Text shown:
Hitchcock Bible Dictionary

muddy; boggy

Easton's Bible Dictionary

is used to denote Proconsular Asia, a Roman province which embraced the western parts of Asia Minor, and of which Ephesus was the capital, in Acts 2:9; 6:9; 16:6; 19:10,22; 20:4, 16, 18, etc., and probably Asia Minor in Acts 19:26, 27; 21:27; 24:18; 27:2. Proconsular Asia contained the seven churches of the Apocalypse (Rev. 1:11). The "chiefs of Asia" (Acts 19:31) were certain wealthy citizens who were annually elected to preside over the games and religious festivals of the several cities to which they belonged. Some of these "Asiarchs" were Paul's friends.

International Standard Bible Encyclopedia

a'-shi-a (Asia): A Roman province embracing the greater part of western Asia Minor, including the older countries of Mysia, Lydia, Caria, and a part of Phrygia, also several of the independent coast cities, the Troad, and apparently the islands of Lesbos, Samos, Patmos, Cos and others near the Asia Minor coast (Ac 16:6; 19:10,27). It is exceedingly difficult to determine the exact boundaries of the several countries which later constituted the Roman province, for they seem to have been somewhat vague to the ancients themselves, and were constantly shifting; it is therefore impossible to trace the exact borders of the province of Asia. Its history previous to 133 BC coincides with that of Asia Minor of which it was a part. However, in that year, Attalus III (Philometer), king of Pergamos, bequeathed his kingdom to the Roman Empire. It was not until 129 BC that the province of Asia was really formed by Rome. Its first capital was Pergamos, the old capital of Mysia, but in the time of Augustus, when Asia had become the most wealthy province of the Empire, the seat of the government was transferred to Ephesus. Smyrna was also an important rival of Ephesus. The governor of Asia was a pro-consul, chosen by lot by the Roman senate from among the former consuls who had been out of office for at least five years, and he seldom continued in office for more than a single year. The diet of the province, composed of representatives from its various districts, met each year in the different cities. Over it presided the asiarch, whose duty it was, among other things, to offer sacrifices for the welfare of the emperor and his family.

Layout records
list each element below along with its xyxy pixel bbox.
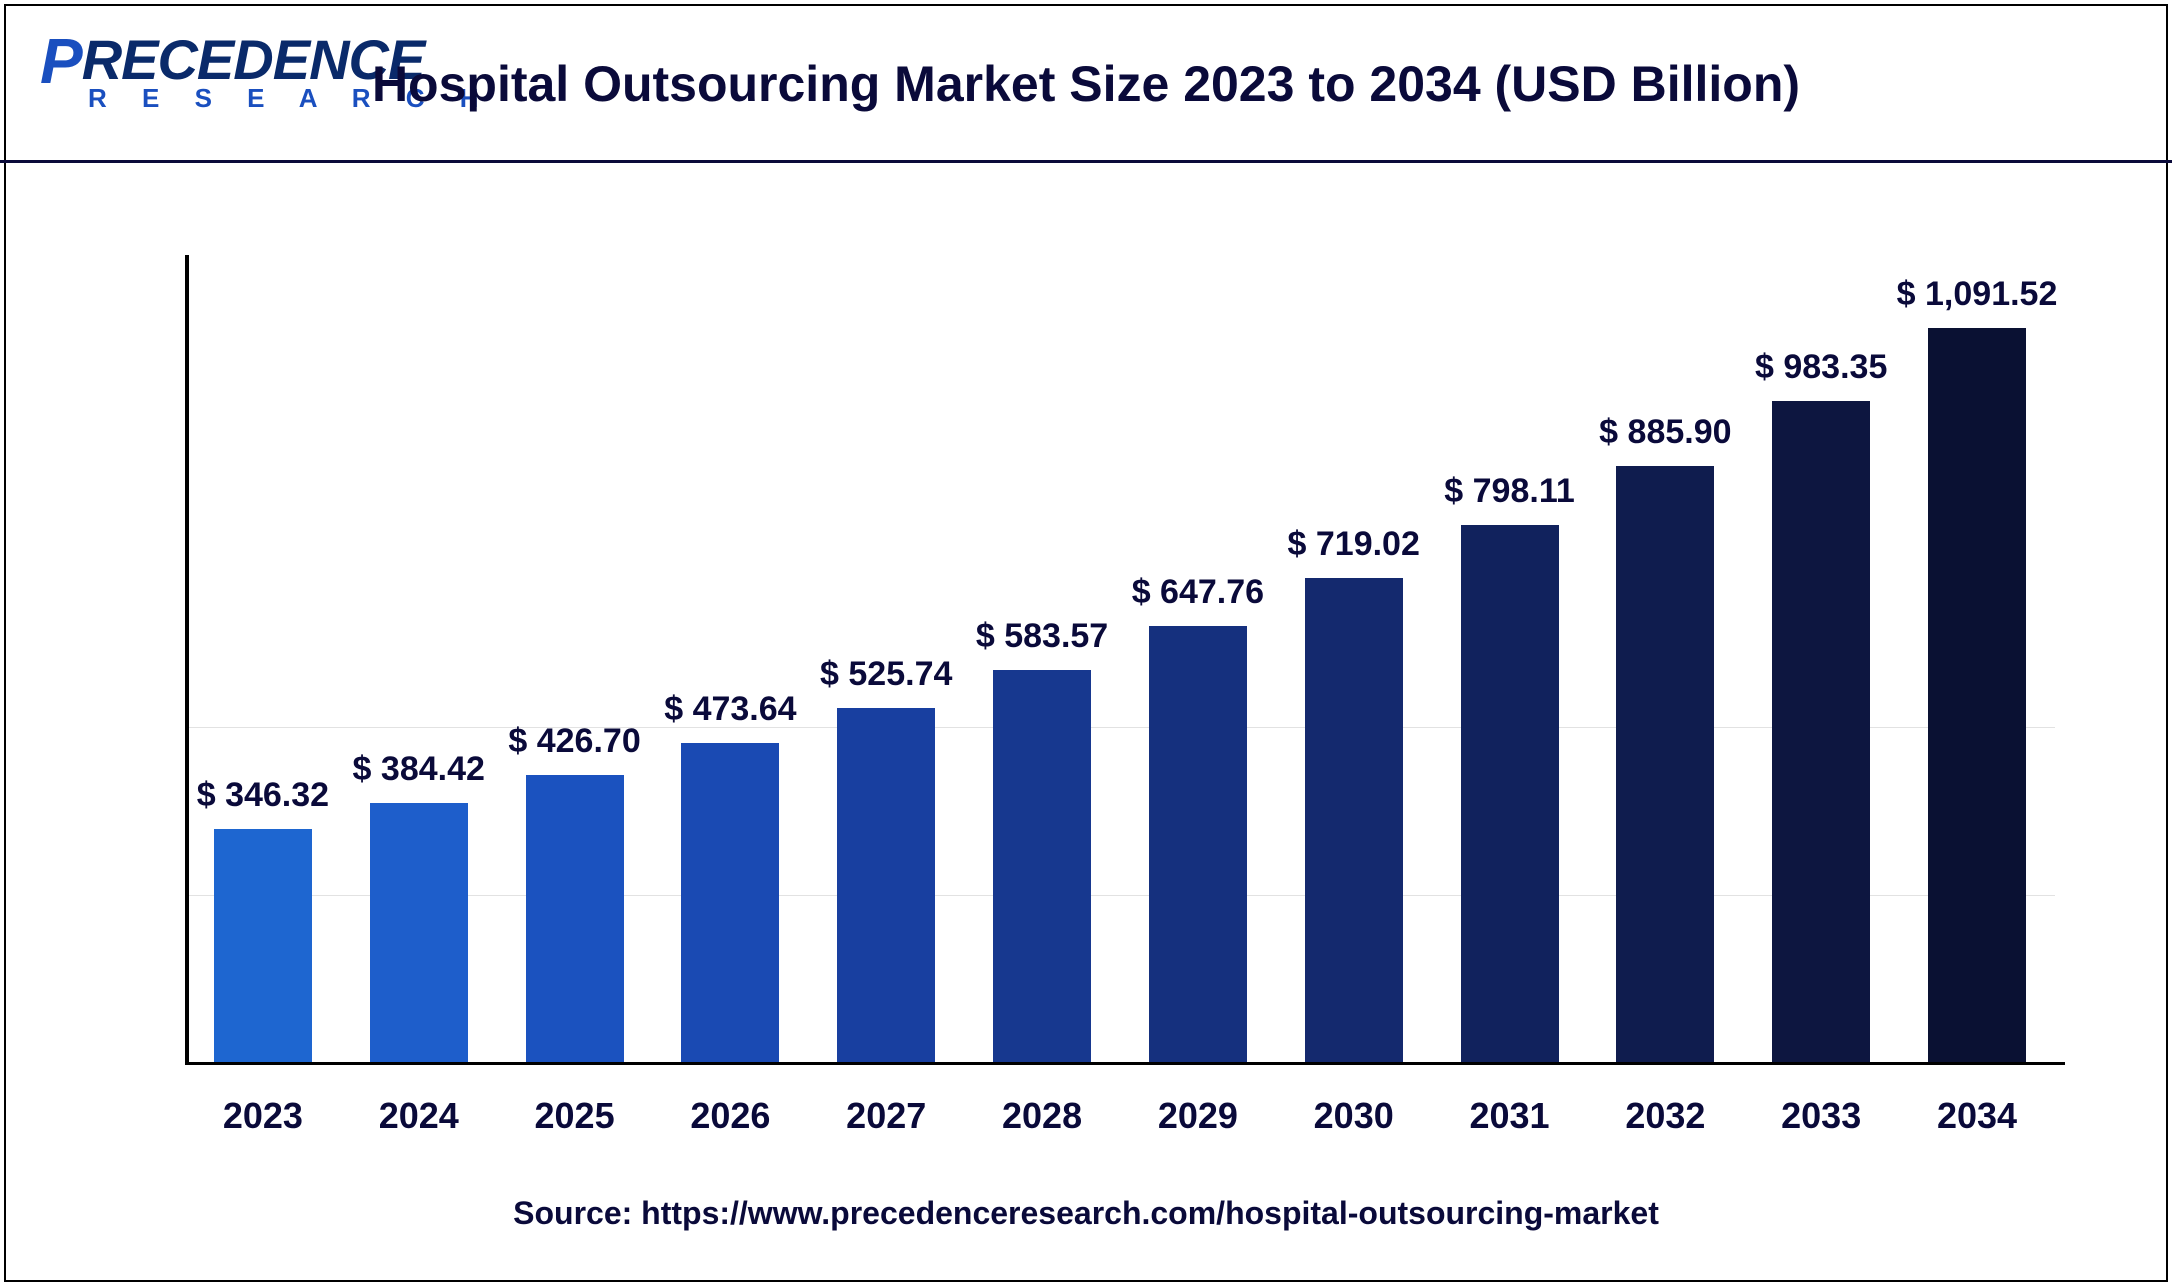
bar-slot: $ 1,091.52 — [1902, 255, 2052, 1062]
bar: $ 426.70 — [526, 775, 624, 1062]
bar-slot: $ 346.32 — [188, 255, 338, 1062]
bar-slot: $ 583.57 — [967, 255, 1117, 1062]
bar-slot: $ 885.90 — [1590, 255, 1740, 1062]
x-axis-label: 2033 — [1746, 1095, 1896, 1137]
x-axis-label: 2028 — [967, 1095, 1117, 1137]
x-axis-label: 2031 — [1435, 1095, 1585, 1137]
bar-value-label: $ 583.57 — [976, 617, 1108, 656]
bar-slot: $ 983.35 — [1746, 255, 1896, 1062]
bar-value-label: $ 384.42 — [353, 750, 485, 789]
bar-value-label: $ 719.02 — [1288, 525, 1420, 564]
bar: $ 719.02 — [1305, 578, 1403, 1062]
x-axis-label: 2029 — [1123, 1095, 1273, 1137]
bar-value-label: $ 798.11 — [1444, 472, 1574, 511]
bar: $ 885.90 — [1616, 466, 1714, 1062]
bar-slot: $ 473.64 — [655, 255, 805, 1062]
chart-title: Hospital Outsourcing Market Size 2023 to… — [0, 55, 2172, 113]
bar-slot: $ 525.74 — [811, 255, 961, 1062]
x-axis-label: 2034 — [1902, 1095, 2052, 1137]
bar-value-label: $ 647.76 — [1132, 573, 1264, 612]
bar-value-label: $ 525.74 — [820, 655, 952, 694]
x-axis-label: 2024 — [344, 1095, 494, 1137]
bar: $ 583.57 — [993, 670, 1091, 1062]
bars-container: $ 346.32 $ 384.42 $ 426.70 $ 473.64 $ 525.74… — [185, 255, 2055, 1062]
bar-value-label: $ 983.35 — [1755, 348, 1887, 387]
x-axis-label: 2030 — [1279, 1095, 1429, 1137]
bar-value-label: $ 346.32 — [197, 776, 329, 815]
plot-area: $ 346.32 $ 384.42 $ 426.70 $ 473.64 $ 525.74… — [185, 255, 2055, 1065]
bar-slot: $ 426.70 — [500, 255, 650, 1062]
bar: $ 346.32 — [214, 829, 312, 1062]
bar-value-label: $ 885.90 — [1599, 413, 1731, 452]
bar: $ 647.76 — [1149, 626, 1247, 1062]
bar-value-label: $ 1,091.52 — [1897, 275, 2058, 314]
x-axis-label: 2027 — [811, 1095, 961, 1137]
source-line: Source: https://www.precedenceresearch.c… — [0, 1195, 2172, 1232]
bar: $ 983.35 — [1772, 401, 1870, 1062]
bar: $ 1,091.52 — [1928, 328, 2026, 1062]
bar-slot: $ 384.42 — [344, 255, 494, 1062]
chart-frame: PRECEDENCE R E S E A R C H Hospital Outs… — [0, 0, 2172, 1286]
bar: $ 473.64 — [681, 743, 779, 1062]
bar-slot: $ 719.02 — [1279, 255, 1429, 1062]
bar-value-label: $ 473.64 — [664, 690, 796, 729]
bar-slot: $ 647.76 — [1123, 255, 1273, 1062]
x-axis-line — [185, 1062, 2065, 1065]
bar: $ 384.42 — [370, 803, 468, 1062]
x-axis-label: 2025 — [500, 1095, 650, 1137]
bar-slot: $ 798.11 — [1435, 255, 1585, 1062]
bar: $ 525.74 — [837, 708, 935, 1062]
x-axis-label: 2032 — [1590, 1095, 1740, 1137]
x-axis-label: 2023 — [188, 1095, 338, 1137]
x-axis-label: 2026 — [655, 1095, 805, 1137]
chart-header: PRECEDENCE R E S E A R C H Hospital Outs… — [0, 0, 2172, 163]
bar: $ 798.11 — [1461, 525, 1559, 1062]
bar-value-label: $ 426.70 — [508, 722, 640, 761]
x-axis-labels: 2023202420252026202720282029203020312032… — [185, 1095, 2055, 1137]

Given request A:
According to the dictionary entries on Asia, in what year was the province of Asia actually formed by Rome?
Given request B:
Repeat the dictionary entries on Asia word for word, starting with "is used to denote" and going on through "were Paul's friends.".
Given request C:
In the dictionary entries on Asia, which older countries does the International Standard Bible Encyclopedia say the Roman province included? Name every one.

Full output A:
129 BC

Full output B:
is used to denote Proconsular Asia, a Roman province which embraced the western parts of Asia Minor, and of which Ephesus was the capital, in Acts 2:9; 6:9; 16:6; 19:10,22; 20:4, 16, 18, etc., and probably Asia Minor in Acts 19:26, 27; 21:27; 24:18; 27:2. Proconsular Asia contained the seven churches of the Apocalypse (Rev. 1:11). The "chiefs of Asia" (Acts 19:31) were certain wealthy citizens who were annually elected to preside over the games and religious festivals of the several cities to which they belonged. Some of these "Asiarchs" were Paul's friends.

Full output C:
Mysia, Lydia, Caria, and a part of Phrygia